### PROVIDED RECORDS

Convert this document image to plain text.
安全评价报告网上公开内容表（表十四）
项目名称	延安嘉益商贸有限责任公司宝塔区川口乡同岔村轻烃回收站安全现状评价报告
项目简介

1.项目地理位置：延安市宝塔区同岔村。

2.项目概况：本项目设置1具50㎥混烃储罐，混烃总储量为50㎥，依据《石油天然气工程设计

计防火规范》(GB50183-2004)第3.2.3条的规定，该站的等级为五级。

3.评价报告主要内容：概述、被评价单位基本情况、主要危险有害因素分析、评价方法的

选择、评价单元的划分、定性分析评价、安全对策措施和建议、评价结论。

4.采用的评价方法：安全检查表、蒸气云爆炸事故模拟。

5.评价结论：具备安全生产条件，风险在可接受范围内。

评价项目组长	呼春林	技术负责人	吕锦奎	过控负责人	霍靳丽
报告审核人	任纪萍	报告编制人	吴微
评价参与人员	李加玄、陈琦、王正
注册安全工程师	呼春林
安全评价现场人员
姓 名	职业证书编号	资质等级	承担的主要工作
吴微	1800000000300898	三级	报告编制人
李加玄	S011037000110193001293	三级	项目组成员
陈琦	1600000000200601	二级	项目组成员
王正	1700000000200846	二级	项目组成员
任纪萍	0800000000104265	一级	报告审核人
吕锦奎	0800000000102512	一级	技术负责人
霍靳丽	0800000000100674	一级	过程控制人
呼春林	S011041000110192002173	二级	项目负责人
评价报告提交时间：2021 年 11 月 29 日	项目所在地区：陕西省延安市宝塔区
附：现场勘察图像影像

### PROBLEM DESCRIPTION
State the count of lines in the data holding the word "技术负责人", adding nothing to it.

### EXERCISE OUTPUT
2